WORK INSTRUCTIONS » Print all the data, keeping every line exactly as it is.

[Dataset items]
===
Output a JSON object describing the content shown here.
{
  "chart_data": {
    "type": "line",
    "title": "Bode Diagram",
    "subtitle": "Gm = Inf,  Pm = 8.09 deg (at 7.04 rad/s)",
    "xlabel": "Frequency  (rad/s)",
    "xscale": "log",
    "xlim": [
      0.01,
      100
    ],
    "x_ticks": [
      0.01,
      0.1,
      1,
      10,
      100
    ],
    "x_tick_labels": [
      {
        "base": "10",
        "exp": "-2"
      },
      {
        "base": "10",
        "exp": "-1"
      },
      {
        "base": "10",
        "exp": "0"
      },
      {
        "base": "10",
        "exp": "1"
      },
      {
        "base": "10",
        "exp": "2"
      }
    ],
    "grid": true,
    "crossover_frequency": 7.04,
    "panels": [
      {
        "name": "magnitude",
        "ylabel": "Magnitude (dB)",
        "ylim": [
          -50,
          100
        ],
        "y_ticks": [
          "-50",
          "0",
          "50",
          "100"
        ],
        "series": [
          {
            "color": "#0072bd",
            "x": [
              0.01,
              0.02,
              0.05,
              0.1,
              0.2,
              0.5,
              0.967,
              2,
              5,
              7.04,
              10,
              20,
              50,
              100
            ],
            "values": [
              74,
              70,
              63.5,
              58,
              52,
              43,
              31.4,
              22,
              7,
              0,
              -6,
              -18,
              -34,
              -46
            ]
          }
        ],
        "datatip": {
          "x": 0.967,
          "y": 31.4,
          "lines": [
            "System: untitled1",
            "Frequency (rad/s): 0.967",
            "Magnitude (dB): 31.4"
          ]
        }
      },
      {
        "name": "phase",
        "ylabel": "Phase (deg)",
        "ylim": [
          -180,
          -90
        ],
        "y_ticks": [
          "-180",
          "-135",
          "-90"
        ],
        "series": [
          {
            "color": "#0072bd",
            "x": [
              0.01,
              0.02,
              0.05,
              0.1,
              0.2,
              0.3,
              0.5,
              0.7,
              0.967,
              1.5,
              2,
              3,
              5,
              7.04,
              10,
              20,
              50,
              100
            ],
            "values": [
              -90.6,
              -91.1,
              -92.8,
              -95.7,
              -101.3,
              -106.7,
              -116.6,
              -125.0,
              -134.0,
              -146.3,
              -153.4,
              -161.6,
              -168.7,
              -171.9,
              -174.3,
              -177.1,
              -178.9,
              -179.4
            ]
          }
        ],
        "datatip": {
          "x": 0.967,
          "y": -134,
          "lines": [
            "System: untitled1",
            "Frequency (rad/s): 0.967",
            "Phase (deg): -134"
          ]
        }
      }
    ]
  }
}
===
ANSWER »
Output a JSON object describing the content shown here.
{
  "chart_data": {
    "type": "line",
    "title": "Bode Diagram",
    "subtitle": "Gm = Inf,  Pm = 8.09 deg (at 7.04 rad/s)",
    "xlabel": "Frequency  (rad/s)",
    "xscale": "log",
    "xlim": [
      0.01,
      100
    ],
    "x_ticks": [
      0.01,
      0.1,
      1,
      10,
      100
    ],
    "x_tick_labels": [
      {
        "base": "10",
        "exp": "-2"
      },
      {
        "base": "10",
        "exp": "-1"
      },
      {
        "base": "10",
        "exp": "0"
      },
      {
        "base": "10",
        "exp": "1"
      },
      {
        "base": "10",
        "exp": "2"
      }
    ],
    "grid": true,
    "crossover_frequency": 7.04,
    "panels": [
      {
        "name": "magnitude",
        "ylabel": "Magnitude (dB)",
        "ylim": [
          -50,
          100
        ],
        "y_ticks": [
          "-50",
          "0",
          "50",
          "100"
        ],
        "series": [
          {
            "color": "#0072bd",
            "x": [
              0.01,
              0.02,
              0.05,
              0.1,
              0.2,
              0.5,
              0.967,
              2,
              5,
              7.04,
              10,
              20,
              50,
              100
            ],
            "values": [
              74,
              70,
              63.5,
              58,
              52,
              43,
              31.4,
              22,
              7,
              0,
              -6,
              -18,
              -34,
              -46
            ]
          }
        ],
        "datatip": {
          "x": 0.967,
          "y": 31.4,
          "lines": [
            "System: untitled1",
            "Frequency (rad/s): 0.967",
            "Magnitude (dB): 31.4"
          ]
        }
      },
      {
        "name": "phase",
        "ylabel": "Phase (deg)",
        "ylim": [
          -180,
          -90
        ],
        "y_ticks": [
          "-180",
          "-135",
          "-90"
        ],
        "series": [
          {
            "color": "#0072bd",
            "x": [
              0.01,
              0.02,
              0.05,
              0.1,
              0.2,
              0.3,
              0.5,
              0.7,
              0.967,
              1.5,
              2,
              3,
              5,
              7.04,
              10,
              20,
              50,
              100
            ],
            "values": [
              -90.6,
              -91.1,
              -92.8,
              -95.7,
              -101.3,
              -106.7,
              -116.6,
              -125.0,
              -134.0,
              -146.3,
              -153.4,
              -161.6,
              -168.7,
              -171.9,
              -174.3,
              -177.1,
              -178.9,
              -179.4
            ]
          }
        ],
        "datatip": {
          "x": 0.967,
          "y": -134,
          "lines": [
            "System: untitled1",
            "Frequency (rad/s): 0.967",
            "Phase (deg): -134"
          ]
        }
      }
    ]
  }
}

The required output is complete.